- _Extracted data entries_
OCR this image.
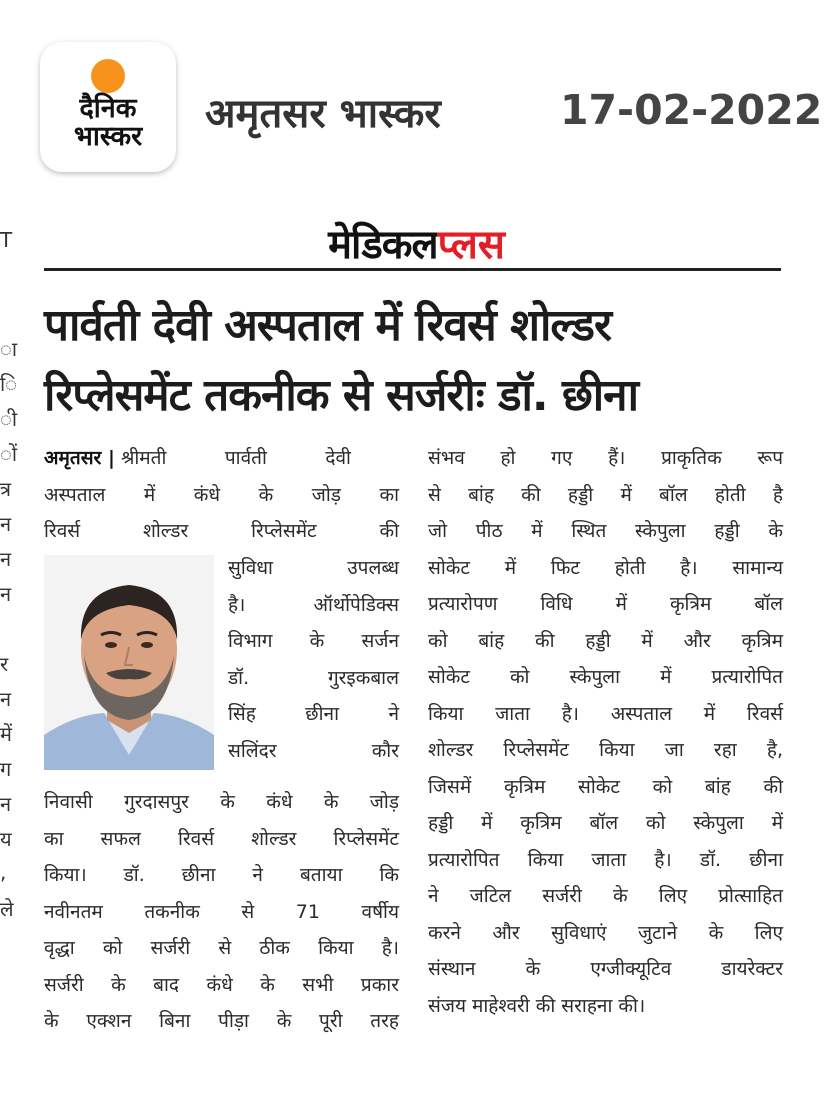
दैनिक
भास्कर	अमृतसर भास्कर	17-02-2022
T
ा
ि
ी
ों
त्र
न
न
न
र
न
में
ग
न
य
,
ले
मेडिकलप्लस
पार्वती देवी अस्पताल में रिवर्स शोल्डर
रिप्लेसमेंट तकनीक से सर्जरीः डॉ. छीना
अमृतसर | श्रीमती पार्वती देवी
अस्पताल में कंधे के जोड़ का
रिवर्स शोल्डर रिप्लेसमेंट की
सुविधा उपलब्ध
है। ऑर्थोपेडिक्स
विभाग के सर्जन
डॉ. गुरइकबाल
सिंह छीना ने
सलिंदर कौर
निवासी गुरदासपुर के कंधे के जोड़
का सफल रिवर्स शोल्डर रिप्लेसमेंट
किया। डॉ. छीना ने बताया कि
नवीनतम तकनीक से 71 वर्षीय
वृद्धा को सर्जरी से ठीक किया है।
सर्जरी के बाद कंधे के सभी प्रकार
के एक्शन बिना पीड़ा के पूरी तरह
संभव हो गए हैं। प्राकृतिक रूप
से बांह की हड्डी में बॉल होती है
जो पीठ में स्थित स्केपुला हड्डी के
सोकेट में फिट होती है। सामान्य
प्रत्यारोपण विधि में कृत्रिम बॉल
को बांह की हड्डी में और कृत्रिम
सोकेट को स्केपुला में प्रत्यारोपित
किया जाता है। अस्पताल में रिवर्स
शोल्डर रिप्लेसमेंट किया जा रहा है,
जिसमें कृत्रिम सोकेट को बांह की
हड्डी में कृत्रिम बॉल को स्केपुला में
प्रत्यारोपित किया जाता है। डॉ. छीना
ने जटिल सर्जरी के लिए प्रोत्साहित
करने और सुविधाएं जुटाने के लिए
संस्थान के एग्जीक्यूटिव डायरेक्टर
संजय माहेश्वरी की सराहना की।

- _YOUR GOAL_
The records above are to be quoted exactly, with all pictures left out.

- _RESPONSE TO THIS EXERCISE_
OCR this image.
दैनिक
भास्कर	अमृतसर भास्कर	17-02-2022
T
ा
ि
ी
ों
त्र
न
न
न
र
न
में
ग
न
य
,
ले
मेडिकलप्लस
पार्वती देवी अस्पताल में रिवर्स शोल्डर
रिप्लेसमेंट तकनीक से सर्जरीः डॉ. छीना
अमृतसर | श्रीमती पार्वती देवी
अस्पताल में कंधे के जोड़ का
रिवर्स शोल्डर रिप्लेसमेंट की
सुविधा उपलब्ध
है। ऑर्थोपेडिक्स
विभाग के सर्जन
डॉ. गुरइकबाल
सिंह छीना ने
सलिंदर कौर
निवासी गुरदासपुर के कंधे के जोड़
का सफल रिवर्स शोल्डर रिप्लेसमेंट
किया। डॉ. छीना ने बताया कि
नवीनतम तकनीक से 71 वर्षीय
वृद्धा को सर्जरी से ठीक किया है।
सर्जरी के बाद कंधे के सभी प्रकार
के एक्शन बिना पीड़ा के पूरी तरह
संभव हो गए हैं। प्राकृतिक रूप
से बांह की हड्डी में बॉल होती है
जो पीठ में स्थित स्केपुला हड्डी के
सोकेट में फिट होती है। सामान्य
प्रत्यारोपण विधि में कृत्रिम बॉल
को बांह की हड्डी में और कृत्रिम
सोकेट को स्केपुला में प्रत्यारोपित
किया जाता है। अस्पताल में रिवर्स
शोल्डर रिप्लेसमेंट किया जा रहा है,
जिसमें कृत्रिम सोकेट को बांह की
हड्डी में कृत्रिम बॉल को स्केपुला में
प्रत्यारोपित किया जाता है। डॉ. छीना
ने जटिल सर्जरी के लिए प्रोत्साहित
करने और सुविधाएं जुटाने के लिए
संस्थान के एग्जीक्यूटिव डायरेक्टर
संजय माहेश्वरी की सराहना की।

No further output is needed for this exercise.